§ Instructions to follow
Filter the listing and keep only the lines with the word "JSON".

******************************

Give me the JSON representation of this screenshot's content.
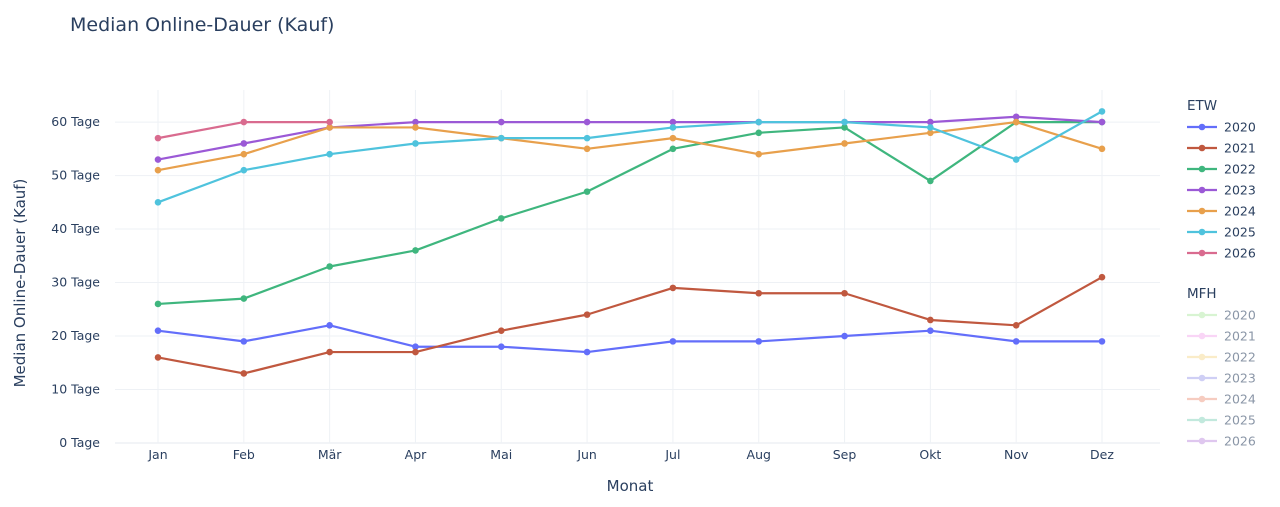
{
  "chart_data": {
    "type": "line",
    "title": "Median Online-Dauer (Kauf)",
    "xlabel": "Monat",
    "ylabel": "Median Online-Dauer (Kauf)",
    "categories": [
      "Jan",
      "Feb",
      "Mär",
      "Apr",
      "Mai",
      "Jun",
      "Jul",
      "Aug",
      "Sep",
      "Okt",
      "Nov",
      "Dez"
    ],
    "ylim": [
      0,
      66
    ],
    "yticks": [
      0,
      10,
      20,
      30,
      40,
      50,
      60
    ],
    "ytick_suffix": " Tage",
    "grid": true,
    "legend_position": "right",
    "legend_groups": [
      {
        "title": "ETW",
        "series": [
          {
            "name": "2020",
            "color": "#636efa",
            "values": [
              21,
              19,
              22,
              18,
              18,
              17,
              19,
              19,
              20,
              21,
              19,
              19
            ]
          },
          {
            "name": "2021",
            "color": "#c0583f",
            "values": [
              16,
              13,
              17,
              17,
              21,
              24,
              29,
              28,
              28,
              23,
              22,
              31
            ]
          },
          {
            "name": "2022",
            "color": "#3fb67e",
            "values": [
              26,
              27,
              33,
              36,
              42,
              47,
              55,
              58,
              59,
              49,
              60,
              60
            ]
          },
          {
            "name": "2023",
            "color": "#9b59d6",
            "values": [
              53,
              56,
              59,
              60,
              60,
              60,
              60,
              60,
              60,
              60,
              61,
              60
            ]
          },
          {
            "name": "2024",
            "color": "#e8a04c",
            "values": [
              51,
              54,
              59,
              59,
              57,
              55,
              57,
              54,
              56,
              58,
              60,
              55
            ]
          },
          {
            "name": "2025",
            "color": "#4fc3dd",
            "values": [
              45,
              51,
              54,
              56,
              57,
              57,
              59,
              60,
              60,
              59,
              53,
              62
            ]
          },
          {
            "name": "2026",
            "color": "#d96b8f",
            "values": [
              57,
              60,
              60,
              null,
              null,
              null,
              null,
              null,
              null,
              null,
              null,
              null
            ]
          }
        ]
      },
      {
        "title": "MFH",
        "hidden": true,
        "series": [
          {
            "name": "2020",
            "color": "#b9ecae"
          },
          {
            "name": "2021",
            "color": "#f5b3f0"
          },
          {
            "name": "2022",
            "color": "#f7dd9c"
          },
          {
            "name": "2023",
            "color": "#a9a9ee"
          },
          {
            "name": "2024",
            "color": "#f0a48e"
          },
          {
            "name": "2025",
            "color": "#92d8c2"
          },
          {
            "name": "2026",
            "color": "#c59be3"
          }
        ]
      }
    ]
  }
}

******************************

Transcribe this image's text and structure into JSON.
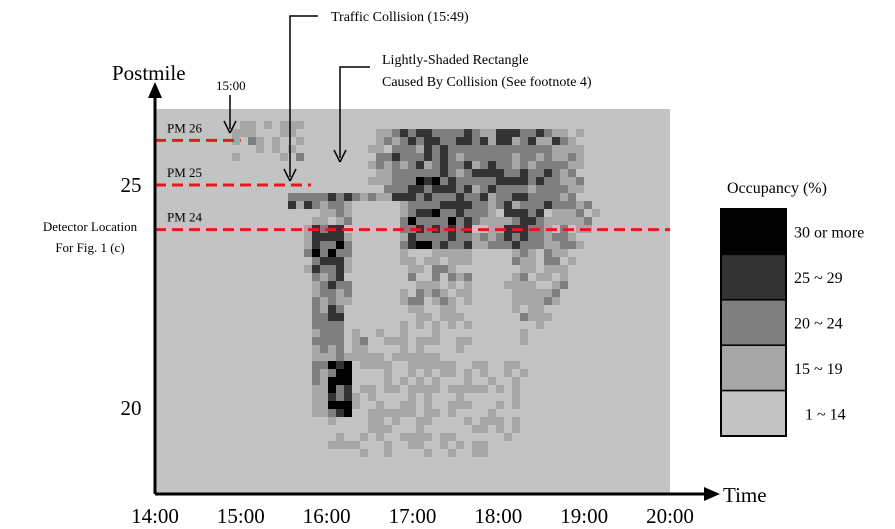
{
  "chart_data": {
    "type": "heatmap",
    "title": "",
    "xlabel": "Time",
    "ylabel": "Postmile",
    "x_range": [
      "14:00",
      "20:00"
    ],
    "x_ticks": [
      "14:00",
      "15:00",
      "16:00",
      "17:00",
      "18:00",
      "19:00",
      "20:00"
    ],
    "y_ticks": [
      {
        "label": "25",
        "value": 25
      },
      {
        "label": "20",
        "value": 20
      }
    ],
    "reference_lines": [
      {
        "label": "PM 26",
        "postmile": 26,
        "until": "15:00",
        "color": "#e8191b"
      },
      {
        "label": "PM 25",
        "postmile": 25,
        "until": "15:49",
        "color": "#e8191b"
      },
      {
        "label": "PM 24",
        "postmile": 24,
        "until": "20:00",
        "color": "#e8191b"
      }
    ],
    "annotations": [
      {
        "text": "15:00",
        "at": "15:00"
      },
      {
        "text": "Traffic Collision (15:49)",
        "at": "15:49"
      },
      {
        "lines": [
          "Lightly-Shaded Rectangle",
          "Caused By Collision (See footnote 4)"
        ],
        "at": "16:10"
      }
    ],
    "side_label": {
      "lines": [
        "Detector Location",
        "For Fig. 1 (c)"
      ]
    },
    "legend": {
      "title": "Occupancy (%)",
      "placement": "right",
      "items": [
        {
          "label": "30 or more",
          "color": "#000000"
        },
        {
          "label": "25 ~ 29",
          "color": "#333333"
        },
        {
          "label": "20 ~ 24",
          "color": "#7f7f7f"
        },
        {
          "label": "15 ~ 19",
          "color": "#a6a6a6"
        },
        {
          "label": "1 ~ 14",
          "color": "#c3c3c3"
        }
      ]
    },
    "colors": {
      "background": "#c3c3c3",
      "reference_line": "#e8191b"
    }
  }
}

******************************

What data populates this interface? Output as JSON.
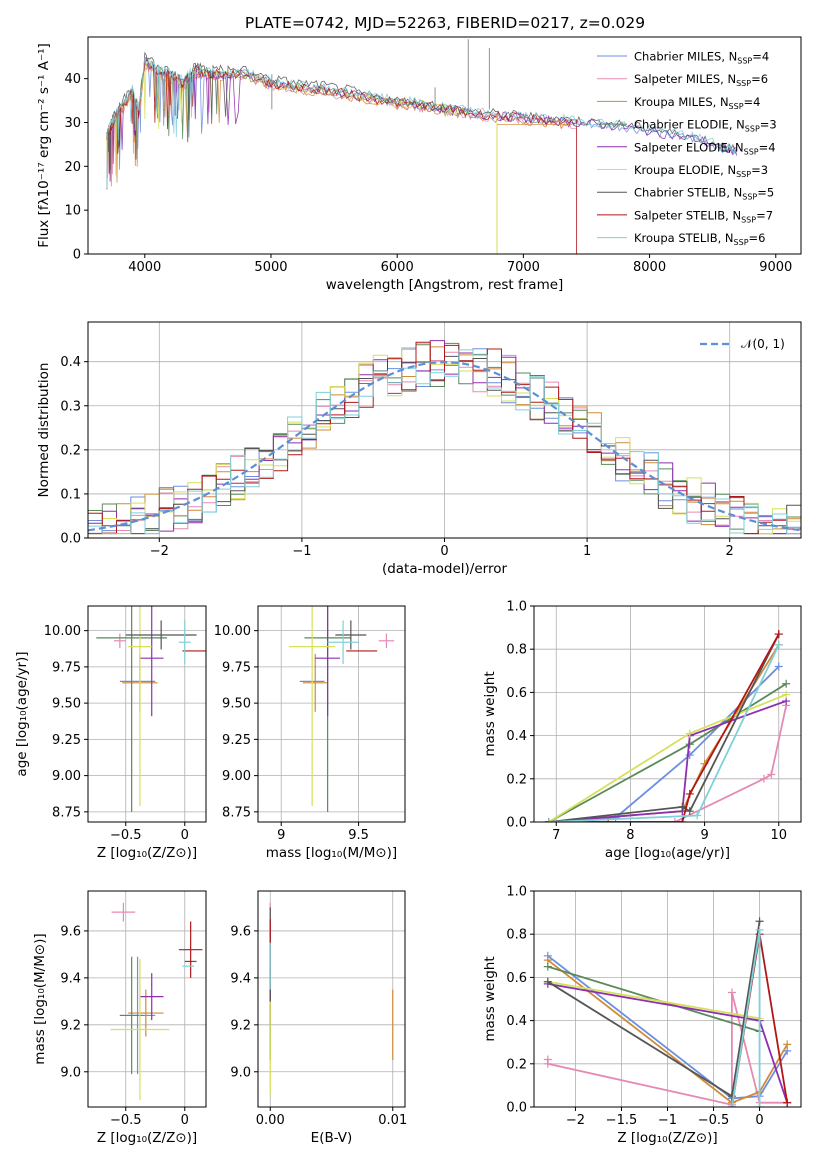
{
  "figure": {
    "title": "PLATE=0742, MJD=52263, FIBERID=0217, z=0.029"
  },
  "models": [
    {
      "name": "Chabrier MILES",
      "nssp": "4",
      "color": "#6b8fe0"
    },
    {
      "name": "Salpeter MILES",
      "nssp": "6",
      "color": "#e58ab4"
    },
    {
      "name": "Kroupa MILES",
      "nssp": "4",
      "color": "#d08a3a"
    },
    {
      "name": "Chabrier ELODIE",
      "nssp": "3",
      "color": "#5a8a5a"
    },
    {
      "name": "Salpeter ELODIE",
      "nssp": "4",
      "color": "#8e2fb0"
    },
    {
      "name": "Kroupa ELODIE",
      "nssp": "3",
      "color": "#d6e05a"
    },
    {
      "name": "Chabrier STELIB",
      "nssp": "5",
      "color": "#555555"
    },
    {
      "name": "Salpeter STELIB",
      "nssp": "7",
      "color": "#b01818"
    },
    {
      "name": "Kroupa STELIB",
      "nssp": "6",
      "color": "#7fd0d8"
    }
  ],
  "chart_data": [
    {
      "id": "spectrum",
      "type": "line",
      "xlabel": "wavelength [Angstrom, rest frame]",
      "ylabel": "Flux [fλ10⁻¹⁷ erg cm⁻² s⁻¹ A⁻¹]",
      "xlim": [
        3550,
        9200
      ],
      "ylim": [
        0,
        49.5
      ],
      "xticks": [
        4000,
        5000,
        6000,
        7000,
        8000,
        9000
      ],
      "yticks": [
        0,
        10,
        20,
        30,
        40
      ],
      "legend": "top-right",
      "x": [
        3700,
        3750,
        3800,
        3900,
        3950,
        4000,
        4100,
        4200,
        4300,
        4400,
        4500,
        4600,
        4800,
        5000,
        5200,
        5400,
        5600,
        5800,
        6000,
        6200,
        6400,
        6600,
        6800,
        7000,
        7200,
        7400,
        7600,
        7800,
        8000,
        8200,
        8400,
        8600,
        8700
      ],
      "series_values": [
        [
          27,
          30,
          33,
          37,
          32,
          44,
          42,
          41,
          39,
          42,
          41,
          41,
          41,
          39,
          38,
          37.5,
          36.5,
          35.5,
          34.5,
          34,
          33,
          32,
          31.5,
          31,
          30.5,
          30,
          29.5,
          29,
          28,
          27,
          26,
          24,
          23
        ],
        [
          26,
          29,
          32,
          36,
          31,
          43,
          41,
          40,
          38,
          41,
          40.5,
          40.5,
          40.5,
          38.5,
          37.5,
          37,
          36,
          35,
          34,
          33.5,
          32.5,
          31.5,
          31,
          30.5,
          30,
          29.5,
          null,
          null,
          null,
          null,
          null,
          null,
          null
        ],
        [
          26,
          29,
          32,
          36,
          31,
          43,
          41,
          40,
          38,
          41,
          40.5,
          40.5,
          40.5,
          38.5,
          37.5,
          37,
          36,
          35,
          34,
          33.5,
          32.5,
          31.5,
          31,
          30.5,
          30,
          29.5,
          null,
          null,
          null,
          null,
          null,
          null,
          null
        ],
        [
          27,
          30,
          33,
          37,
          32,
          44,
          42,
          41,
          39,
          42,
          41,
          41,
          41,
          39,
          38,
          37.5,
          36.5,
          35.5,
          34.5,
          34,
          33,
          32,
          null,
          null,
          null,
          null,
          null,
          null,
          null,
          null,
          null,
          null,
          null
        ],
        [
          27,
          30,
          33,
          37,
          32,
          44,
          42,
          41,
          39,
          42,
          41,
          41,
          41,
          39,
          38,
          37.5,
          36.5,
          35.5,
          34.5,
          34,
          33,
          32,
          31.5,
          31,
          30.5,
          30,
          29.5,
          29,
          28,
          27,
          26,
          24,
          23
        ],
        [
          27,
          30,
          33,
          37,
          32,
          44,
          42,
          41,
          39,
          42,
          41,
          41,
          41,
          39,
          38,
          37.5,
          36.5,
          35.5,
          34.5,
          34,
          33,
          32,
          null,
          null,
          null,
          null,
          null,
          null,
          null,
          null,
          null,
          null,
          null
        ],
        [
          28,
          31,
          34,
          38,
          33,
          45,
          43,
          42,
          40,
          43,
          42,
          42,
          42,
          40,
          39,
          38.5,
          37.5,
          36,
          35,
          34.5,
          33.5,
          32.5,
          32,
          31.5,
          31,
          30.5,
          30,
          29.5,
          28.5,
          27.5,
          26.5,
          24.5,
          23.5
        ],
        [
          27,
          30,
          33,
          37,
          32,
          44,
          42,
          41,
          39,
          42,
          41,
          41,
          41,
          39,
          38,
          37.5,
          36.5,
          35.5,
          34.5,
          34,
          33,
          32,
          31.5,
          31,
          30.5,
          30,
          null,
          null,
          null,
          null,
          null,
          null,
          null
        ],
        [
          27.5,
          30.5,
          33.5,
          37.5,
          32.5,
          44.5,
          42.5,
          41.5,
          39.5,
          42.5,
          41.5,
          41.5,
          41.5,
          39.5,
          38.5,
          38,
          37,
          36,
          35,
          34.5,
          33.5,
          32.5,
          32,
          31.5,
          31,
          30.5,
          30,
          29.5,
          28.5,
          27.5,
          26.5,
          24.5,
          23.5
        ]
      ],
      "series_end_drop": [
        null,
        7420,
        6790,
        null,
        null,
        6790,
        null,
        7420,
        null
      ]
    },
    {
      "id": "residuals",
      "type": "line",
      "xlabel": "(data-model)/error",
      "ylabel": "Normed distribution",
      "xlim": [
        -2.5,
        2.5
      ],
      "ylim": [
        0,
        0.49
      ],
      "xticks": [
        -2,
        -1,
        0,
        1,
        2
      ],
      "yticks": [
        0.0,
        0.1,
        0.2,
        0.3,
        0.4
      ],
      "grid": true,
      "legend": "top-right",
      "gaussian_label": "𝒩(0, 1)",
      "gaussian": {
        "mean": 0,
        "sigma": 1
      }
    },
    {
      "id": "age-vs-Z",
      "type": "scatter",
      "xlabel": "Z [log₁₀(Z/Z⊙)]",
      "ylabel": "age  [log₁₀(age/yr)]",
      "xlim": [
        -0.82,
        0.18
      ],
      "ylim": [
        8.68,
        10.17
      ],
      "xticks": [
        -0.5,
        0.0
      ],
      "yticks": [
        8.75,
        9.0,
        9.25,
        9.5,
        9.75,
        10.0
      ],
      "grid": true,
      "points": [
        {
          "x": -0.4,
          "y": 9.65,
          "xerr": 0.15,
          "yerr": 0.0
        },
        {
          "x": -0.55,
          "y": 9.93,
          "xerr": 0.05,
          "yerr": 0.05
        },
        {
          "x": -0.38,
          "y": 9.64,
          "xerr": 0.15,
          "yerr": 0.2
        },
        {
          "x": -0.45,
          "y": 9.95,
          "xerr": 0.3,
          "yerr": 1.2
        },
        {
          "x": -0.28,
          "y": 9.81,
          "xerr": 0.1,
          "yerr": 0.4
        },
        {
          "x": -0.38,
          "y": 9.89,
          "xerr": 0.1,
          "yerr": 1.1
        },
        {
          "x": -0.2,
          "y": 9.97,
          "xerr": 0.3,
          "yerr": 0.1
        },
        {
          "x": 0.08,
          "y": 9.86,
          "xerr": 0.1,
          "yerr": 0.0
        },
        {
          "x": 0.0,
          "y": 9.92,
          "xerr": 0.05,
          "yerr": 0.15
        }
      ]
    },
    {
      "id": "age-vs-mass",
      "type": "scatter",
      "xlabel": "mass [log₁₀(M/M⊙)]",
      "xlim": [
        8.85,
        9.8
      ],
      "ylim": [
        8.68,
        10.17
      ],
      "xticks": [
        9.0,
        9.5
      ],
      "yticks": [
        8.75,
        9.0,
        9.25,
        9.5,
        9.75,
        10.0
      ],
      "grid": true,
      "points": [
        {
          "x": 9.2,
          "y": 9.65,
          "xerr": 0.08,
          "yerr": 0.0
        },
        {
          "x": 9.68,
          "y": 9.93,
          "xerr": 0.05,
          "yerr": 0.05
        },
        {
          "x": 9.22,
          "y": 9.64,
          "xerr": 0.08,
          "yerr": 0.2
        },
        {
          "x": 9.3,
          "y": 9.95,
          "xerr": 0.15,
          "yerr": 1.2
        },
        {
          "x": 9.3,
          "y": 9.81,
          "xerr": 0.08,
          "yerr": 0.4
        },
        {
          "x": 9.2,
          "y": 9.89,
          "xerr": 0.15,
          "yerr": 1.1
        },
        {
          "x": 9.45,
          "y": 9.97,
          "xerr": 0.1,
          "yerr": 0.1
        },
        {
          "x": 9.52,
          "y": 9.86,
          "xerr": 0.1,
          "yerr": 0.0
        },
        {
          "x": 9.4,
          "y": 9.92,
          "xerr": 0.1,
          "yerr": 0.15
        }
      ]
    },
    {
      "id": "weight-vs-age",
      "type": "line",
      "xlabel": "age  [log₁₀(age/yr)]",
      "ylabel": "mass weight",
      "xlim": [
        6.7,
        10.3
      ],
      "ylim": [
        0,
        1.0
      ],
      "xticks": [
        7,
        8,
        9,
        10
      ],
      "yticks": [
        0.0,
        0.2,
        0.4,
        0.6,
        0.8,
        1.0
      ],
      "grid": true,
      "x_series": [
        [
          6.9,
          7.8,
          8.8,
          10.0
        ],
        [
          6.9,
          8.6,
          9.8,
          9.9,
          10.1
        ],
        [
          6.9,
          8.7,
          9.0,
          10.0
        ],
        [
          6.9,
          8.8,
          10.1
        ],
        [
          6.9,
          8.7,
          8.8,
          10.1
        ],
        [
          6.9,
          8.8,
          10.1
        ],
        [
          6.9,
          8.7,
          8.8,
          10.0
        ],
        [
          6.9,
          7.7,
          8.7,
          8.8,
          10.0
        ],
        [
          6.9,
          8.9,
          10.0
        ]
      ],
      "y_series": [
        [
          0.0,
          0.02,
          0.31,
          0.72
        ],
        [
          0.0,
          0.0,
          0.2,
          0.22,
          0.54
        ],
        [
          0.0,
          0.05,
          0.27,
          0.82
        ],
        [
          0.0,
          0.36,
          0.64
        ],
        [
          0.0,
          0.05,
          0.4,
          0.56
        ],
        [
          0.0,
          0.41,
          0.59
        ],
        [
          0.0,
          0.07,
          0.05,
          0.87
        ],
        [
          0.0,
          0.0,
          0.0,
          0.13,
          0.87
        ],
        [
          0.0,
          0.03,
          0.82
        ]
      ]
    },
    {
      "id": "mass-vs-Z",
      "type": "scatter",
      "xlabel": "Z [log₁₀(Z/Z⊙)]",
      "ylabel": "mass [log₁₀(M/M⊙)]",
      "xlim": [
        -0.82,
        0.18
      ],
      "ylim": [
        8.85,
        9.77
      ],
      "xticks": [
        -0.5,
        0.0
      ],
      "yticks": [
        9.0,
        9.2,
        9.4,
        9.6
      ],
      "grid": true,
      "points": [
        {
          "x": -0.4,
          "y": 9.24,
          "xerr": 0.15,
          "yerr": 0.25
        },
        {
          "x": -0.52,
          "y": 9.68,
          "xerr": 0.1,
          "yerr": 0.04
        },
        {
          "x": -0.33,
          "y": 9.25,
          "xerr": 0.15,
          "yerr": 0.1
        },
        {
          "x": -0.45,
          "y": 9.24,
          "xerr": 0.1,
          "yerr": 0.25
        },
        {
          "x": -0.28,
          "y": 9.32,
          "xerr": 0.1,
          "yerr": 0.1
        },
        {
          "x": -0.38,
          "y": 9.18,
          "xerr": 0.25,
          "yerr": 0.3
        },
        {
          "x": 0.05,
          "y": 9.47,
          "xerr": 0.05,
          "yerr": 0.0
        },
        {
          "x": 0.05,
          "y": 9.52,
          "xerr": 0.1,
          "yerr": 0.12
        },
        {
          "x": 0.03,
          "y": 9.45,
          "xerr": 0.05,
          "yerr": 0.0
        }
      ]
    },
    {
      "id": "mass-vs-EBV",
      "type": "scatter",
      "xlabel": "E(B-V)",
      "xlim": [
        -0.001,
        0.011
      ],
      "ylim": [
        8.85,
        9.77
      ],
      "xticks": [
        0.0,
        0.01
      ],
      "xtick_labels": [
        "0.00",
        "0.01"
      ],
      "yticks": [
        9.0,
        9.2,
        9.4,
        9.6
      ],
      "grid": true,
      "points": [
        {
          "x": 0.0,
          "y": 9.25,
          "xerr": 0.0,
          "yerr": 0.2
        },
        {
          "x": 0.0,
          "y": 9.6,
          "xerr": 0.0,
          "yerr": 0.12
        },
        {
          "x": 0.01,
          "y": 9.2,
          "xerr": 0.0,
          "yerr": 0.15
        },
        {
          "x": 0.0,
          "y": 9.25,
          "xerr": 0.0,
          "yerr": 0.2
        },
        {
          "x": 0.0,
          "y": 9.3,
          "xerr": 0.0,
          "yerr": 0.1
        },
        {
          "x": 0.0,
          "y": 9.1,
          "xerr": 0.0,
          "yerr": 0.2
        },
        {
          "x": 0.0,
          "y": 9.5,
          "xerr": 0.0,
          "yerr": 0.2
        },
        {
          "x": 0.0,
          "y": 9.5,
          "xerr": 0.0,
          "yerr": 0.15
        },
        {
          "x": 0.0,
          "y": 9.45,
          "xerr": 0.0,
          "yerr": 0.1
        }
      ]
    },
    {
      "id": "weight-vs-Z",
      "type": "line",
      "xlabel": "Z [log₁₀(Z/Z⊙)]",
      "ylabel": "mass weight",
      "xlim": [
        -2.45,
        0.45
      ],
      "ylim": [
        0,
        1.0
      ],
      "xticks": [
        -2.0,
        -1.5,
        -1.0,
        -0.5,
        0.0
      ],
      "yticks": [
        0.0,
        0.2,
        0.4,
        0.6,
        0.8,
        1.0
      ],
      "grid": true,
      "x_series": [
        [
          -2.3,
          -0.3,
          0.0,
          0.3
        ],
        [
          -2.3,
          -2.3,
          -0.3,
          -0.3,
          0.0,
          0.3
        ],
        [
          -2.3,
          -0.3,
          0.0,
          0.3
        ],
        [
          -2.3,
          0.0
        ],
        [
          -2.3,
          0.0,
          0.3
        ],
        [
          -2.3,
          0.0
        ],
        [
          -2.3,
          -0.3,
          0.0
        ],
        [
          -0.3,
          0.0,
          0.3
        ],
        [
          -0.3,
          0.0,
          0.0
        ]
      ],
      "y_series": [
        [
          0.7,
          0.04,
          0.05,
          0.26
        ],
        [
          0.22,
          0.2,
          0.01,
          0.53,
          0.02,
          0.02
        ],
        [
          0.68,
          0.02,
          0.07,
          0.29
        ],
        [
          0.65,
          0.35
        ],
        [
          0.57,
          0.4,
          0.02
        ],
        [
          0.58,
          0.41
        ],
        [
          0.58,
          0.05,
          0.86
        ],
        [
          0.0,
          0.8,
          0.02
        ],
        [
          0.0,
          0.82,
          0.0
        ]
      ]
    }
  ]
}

******************************

§ Expected answer
Give me the JSON representation of this screenshot's content.
Transcribe this image's text and structure into JSON.
What data populates this interface? Output as JSON.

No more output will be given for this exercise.